What is asked -
Pull out every line from the listing that has the word "outstanding".

Available data -
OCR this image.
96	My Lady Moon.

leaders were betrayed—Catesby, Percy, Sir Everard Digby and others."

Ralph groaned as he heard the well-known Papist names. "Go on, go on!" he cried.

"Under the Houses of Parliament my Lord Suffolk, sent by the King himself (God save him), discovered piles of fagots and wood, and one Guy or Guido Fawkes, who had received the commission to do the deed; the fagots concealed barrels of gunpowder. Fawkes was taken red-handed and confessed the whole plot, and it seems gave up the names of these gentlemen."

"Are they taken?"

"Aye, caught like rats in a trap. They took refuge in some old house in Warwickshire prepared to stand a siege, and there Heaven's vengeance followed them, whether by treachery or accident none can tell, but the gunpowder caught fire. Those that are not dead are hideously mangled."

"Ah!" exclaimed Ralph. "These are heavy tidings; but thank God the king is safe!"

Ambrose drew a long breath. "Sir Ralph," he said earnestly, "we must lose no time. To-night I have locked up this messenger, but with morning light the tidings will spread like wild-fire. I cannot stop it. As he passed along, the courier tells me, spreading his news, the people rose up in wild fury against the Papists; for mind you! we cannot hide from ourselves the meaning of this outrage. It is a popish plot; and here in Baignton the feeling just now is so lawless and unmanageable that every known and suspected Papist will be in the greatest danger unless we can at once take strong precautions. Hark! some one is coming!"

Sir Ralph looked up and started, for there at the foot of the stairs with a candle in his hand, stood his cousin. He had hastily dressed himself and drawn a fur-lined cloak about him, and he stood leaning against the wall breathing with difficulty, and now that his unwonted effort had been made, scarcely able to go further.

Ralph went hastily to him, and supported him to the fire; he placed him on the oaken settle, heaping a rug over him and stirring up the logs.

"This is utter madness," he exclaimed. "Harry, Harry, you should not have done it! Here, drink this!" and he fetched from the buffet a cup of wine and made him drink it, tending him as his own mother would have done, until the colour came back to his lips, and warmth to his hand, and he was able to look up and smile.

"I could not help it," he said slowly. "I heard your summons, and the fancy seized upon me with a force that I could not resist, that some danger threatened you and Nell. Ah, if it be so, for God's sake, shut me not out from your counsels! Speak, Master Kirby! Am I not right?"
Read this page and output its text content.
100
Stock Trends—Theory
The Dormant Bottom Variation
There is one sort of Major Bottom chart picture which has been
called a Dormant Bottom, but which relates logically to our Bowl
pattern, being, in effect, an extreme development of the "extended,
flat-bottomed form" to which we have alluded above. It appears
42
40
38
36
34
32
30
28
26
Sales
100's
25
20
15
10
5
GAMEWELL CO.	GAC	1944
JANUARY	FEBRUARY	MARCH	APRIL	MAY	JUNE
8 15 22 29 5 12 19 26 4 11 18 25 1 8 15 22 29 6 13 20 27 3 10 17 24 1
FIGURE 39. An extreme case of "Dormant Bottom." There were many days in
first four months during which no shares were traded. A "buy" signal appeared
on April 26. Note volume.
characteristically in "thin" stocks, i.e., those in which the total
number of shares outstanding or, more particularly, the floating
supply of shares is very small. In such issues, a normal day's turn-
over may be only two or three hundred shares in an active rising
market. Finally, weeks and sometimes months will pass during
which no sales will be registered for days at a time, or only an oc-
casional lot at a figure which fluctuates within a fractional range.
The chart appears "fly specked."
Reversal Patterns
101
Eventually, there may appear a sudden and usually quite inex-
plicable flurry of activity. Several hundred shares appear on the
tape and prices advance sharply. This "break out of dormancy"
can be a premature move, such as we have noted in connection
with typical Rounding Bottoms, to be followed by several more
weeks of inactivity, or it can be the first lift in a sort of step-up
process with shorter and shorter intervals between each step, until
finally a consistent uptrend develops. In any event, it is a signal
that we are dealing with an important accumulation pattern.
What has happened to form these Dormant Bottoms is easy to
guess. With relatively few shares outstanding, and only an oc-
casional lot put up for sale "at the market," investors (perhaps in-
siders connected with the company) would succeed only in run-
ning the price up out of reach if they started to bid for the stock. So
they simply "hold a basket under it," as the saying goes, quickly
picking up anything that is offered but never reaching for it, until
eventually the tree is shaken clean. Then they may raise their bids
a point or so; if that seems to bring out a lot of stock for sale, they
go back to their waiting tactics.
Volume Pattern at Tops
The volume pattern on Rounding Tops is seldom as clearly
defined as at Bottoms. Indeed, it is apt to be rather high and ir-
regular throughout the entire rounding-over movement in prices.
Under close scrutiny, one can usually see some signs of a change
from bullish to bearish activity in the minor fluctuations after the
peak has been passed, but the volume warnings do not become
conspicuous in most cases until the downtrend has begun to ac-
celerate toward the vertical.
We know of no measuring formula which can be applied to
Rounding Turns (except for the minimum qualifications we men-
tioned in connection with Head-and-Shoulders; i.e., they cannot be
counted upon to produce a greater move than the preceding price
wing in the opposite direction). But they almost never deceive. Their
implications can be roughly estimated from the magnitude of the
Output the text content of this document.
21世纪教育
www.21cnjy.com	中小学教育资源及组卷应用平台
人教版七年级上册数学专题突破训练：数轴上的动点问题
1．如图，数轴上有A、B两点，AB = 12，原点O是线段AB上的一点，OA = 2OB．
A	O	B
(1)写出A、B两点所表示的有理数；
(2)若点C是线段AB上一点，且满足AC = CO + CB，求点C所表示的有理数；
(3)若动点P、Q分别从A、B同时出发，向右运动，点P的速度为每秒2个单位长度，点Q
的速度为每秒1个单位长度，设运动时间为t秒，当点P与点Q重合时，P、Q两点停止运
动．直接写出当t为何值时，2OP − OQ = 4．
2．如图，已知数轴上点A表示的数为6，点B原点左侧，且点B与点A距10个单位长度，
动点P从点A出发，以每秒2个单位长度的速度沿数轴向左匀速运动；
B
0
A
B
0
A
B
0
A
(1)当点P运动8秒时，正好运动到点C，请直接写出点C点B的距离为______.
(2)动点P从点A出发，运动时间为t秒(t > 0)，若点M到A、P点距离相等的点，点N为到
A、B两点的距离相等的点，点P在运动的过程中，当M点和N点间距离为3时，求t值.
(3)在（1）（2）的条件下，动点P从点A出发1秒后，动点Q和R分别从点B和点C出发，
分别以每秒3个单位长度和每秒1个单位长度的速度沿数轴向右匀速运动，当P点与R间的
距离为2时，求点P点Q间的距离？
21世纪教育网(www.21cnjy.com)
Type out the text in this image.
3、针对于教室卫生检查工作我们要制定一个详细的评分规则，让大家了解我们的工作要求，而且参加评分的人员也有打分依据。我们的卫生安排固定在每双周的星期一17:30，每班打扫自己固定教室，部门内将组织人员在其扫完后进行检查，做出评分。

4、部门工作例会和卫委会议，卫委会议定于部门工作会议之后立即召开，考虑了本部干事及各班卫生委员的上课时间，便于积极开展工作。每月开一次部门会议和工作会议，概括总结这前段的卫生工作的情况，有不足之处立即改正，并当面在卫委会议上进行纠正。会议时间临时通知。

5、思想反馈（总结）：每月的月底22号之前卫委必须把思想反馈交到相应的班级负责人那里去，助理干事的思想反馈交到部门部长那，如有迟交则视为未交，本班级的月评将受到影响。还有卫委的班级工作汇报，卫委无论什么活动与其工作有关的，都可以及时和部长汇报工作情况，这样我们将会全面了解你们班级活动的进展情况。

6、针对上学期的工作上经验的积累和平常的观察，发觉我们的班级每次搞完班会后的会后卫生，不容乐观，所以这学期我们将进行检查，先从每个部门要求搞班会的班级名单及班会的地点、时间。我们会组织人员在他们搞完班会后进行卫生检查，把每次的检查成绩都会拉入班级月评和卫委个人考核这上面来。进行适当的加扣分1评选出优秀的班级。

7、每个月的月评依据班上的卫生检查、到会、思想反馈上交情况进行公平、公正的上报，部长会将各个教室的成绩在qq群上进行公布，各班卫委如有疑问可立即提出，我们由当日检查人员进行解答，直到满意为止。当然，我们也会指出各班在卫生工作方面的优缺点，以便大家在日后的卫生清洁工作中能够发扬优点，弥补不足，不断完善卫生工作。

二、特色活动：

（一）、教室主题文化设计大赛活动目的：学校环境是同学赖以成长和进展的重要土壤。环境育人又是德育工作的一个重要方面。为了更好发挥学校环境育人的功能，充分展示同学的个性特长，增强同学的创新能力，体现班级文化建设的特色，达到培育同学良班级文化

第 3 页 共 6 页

Task output -
number of shares outstanding or, more particularly, the floating
guess. With relatively few shares outstanding, and only an oc-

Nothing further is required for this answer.